**TASK TO CARRY OUT**
Which lines of the entries contain the string "Gestor"? Please find them and copy them.

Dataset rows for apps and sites
* * * * * * *

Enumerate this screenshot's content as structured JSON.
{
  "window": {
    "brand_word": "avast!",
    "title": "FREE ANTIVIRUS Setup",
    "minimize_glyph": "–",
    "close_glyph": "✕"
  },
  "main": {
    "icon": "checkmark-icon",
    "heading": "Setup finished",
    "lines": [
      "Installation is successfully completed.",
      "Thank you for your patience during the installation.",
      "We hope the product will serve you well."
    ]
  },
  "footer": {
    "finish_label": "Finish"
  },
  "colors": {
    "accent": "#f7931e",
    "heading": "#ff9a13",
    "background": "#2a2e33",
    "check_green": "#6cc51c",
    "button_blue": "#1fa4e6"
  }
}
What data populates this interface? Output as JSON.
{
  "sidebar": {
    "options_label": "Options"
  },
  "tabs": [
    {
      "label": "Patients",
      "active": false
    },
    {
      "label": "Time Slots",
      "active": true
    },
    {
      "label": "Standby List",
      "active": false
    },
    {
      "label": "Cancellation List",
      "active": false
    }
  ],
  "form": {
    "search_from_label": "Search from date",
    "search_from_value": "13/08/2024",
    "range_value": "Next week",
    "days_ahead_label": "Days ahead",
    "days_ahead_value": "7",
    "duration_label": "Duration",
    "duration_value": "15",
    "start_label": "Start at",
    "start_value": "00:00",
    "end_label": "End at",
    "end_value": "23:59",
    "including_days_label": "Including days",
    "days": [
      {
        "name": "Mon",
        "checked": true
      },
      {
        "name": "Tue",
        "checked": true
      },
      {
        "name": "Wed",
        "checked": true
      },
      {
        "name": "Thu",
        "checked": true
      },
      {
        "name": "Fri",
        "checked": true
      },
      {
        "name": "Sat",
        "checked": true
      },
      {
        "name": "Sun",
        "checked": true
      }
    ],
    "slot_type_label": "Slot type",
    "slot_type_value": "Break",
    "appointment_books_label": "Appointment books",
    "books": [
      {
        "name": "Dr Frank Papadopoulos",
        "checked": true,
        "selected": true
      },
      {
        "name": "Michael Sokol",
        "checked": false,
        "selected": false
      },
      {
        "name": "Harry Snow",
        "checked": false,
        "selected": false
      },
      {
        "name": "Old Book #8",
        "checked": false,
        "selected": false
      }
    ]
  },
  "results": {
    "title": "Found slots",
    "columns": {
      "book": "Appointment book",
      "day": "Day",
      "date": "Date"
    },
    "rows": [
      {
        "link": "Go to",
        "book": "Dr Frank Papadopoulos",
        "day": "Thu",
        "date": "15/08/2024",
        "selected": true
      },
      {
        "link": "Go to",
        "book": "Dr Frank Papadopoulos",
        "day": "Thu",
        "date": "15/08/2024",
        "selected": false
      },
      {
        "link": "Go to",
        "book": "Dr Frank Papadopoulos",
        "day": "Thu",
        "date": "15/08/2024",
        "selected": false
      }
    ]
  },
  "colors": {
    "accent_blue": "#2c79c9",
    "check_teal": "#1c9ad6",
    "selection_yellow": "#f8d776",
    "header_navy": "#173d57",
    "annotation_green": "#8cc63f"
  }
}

* * * * * * *

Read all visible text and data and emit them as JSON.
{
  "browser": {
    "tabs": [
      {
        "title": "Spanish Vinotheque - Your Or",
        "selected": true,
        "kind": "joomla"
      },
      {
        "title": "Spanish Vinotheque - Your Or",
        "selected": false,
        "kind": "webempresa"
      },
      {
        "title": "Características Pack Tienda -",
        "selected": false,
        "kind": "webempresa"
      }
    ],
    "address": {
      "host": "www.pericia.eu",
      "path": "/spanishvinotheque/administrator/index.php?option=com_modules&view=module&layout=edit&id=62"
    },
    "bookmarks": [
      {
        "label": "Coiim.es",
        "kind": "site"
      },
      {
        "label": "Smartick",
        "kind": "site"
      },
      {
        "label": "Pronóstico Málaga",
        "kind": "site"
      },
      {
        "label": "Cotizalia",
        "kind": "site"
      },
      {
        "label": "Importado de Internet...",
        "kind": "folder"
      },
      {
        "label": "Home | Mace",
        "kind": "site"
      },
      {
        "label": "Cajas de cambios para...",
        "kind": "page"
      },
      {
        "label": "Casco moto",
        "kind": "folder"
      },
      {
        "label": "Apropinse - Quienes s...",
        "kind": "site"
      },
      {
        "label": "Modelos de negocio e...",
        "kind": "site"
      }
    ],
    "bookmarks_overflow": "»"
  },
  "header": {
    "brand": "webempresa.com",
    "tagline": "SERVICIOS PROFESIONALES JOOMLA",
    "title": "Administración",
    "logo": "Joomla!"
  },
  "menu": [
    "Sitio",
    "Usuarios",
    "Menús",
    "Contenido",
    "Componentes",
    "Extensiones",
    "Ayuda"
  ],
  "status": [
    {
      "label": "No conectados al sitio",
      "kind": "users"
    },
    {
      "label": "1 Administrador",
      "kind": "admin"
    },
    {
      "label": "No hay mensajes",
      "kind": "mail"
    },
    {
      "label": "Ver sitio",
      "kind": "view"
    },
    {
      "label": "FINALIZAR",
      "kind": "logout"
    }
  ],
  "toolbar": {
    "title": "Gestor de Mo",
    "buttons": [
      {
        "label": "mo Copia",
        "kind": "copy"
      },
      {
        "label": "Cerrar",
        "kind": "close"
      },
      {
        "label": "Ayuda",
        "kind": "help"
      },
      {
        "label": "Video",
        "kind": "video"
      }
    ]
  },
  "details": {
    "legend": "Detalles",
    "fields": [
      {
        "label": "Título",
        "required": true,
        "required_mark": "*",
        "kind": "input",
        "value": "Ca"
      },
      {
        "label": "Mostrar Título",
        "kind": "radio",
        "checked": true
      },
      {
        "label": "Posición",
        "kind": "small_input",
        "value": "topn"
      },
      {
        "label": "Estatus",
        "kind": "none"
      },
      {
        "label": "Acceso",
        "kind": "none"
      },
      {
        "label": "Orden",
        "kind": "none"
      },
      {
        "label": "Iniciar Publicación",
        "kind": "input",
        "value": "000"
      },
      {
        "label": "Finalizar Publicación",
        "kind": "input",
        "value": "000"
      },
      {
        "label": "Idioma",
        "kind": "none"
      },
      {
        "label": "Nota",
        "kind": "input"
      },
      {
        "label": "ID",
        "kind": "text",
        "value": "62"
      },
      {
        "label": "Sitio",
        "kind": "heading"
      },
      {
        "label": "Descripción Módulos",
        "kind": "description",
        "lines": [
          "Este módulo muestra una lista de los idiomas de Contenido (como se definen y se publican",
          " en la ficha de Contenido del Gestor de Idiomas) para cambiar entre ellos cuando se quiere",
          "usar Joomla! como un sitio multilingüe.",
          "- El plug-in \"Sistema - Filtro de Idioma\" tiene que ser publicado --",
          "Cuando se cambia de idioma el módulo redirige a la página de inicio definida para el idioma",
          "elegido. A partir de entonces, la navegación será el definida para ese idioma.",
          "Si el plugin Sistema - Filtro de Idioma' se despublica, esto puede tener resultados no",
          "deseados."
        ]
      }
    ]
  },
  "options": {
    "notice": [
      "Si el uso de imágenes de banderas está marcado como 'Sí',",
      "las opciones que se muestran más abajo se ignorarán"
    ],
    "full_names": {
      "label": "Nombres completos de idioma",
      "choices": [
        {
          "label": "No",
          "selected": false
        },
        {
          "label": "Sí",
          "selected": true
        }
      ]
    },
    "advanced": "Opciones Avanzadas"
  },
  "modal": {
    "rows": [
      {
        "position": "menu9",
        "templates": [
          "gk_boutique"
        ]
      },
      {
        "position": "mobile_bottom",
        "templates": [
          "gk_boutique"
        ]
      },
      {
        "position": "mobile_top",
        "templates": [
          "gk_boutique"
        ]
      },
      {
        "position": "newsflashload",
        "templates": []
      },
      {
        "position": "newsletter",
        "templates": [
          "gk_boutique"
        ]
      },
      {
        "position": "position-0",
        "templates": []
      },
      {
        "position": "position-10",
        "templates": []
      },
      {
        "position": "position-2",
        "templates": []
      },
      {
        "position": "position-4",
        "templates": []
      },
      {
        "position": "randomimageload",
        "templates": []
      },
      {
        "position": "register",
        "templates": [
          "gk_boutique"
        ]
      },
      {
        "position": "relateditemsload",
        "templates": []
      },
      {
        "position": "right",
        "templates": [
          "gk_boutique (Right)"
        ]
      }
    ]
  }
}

* * * * * * *

**WRITTEN RESPONSE**
    "title": "Gestor de Mo",
          " en la ficha de Contenido del Gestor de Idiomas) para cambiar entre ellos cuando se quiere",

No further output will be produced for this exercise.